Exercise aim :: Will you transcribe all the entries word for word, skipping the pictures they hold?

■ ■ ■

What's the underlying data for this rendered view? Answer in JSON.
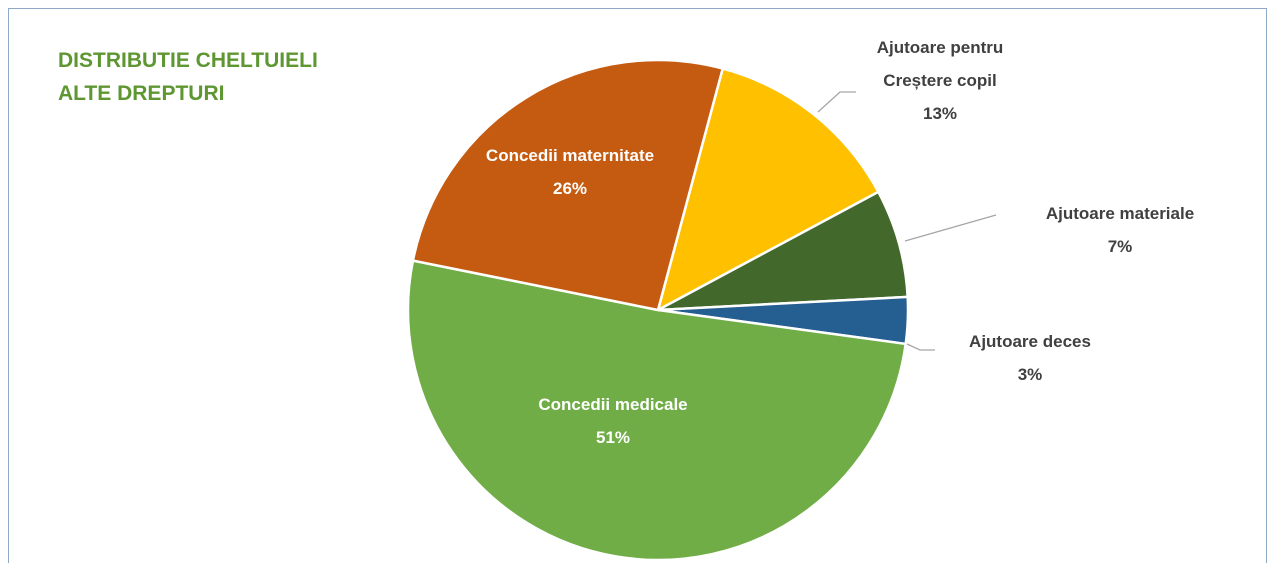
{
  "chart_data": {
    "type": "pie",
    "title": "DISTRIBUTIE CHELTUIELI ALTE DREPTURI",
    "categories": [
      "Ajutoare pentru Creștere copil",
      "Ajutoare materiale",
      "Ajutoare deces",
      "Concedii medicale",
      "Concedii maternitate"
    ],
    "values": [
      13,
      7,
      3,
      51,
      26
    ],
    "value_labels": [
      "13%",
      "7%",
      "3%",
      "51%",
      "26%"
    ],
    "colors": [
      "#ffc000",
      "#43682b",
      "#255e91",
      "#70ad47",
      "#c55a11"
    ]
  }
}
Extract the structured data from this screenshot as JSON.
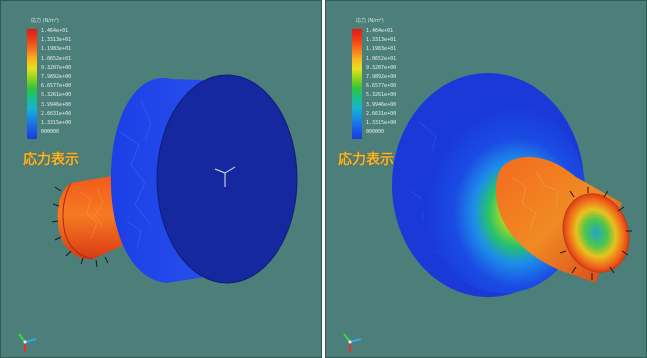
{
  "viewports": [
    {
      "legend": {
        "title": "応力 (N/m²)",
        "values": [
          "1.464e+01",
          "1.3313e+01",
          "1.1983e+01",
          "1.0652e+01",
          "9.3207e+00",
          "7.9892e+00",
          "6.6577e+00",
          "5.3261e+00",
          "3.9946e+00",
          "2.6631e+00",
          "1.3315e+00",
          "000000"
        ]
      },
      "mode_label": "応力表示",
      "legend_colors": [
        "#e21b1b",
        "#1a3ce0"
      ]
    },
    {
      "legend": {
        "title": "応力 (N/m²)",
        "values": [
          "1.464e+01",
          "1.3313e+01",
          "1.1983e+01",
          "1.0652e+01",
          "9.3207e+00",
          "7.9892e+00",
          "6.6577e+00",
          "5.3261e+00",
          "3.9946e+00",
          "2.6631e+00",
          "1.3315e+00",
          "000000"
        ]
      },
      "mode_label": "応力表示",
      "legend_colors": [
        "#e21b1b",
        "#1a3ce0"
      ]
    }
  ],
  "colors": {
    "background": "#4c7f79",
    "label": "#f5b52e",
    "disk": "#1f3fe0",
    "disk_face": "#14279e"
  }
}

■ ■ ■

Result below ::
What's the underlying data for this rendered view? Answer in JSON.
{
  "chart_data": {
    "type": "pie",
    "title": "DISTRIBUTIE CHELTUIELI ALTE DREPTURI",
    "categories": [
      "Ajutoare pentru Creștere copil",
      "Ajutoare materiale",
      "Ajutoare deces",
      "Concedii medicale",
      "Concedii maternitate"
    ],
    "values": [
      13,
      7,
      3,
      51,
      26
    ],
    "value_labels": [
      "13%",
      "7%",
      "3%",
      "51%",
      "26%"
    ],
    "colors": [
      "#ffc000",
      "#43682b",
      "#255e91",
      "#70ad47",
      "#c55a11"
    ]
  }
}
Extract the structured data from this screenshot as JSON.
{
  "viewports": [
    {
      "legend": {
        "title": "応力 (N/m²)",
        "values": [
          "1.464e+01",
          "1.3313e+01",
          "1.1983e+01",
          "1.0652e+01",
          "9.3207e+00",
          "7.9892e+00",
          "6.6577e+00",
          "5.3261e+00",
          "3.9946e+00",
          "2.6631e+00",
          "1.3315e+00",
          "000000"
        ]
      },
      "mode_label": "応力表示",
      "legend_colors": [
        "#e21b1b",
        "#1a3ce0"
      ]
    },
    {
      "legend": {
        "title": "応力 (N/m²)",
        "values": [
          "1.464e+01",
          "1.3313e+01",
          "1.1983e+01",
          "1.0652e+01",
          "9.3207e+00",
          "7.9892e+00",
          "6.6577e+00",
          "5.3261e+00",
          "3.9946e+00",
          "2.6631e+00",
          "1.3315e+00",
          "000000"
        ]
      },
      "mode_label": "応力表示",
      "legend_colors": [
        "#e21b1b",
        "#1a3ce0"
      ]
    }
  ],
  "colors": {
    "background": "#4c7f79",
    "label": "#f5b52e",
    "disk": "#1f3fe0",
    "disk_face": "#14279e"
  }
}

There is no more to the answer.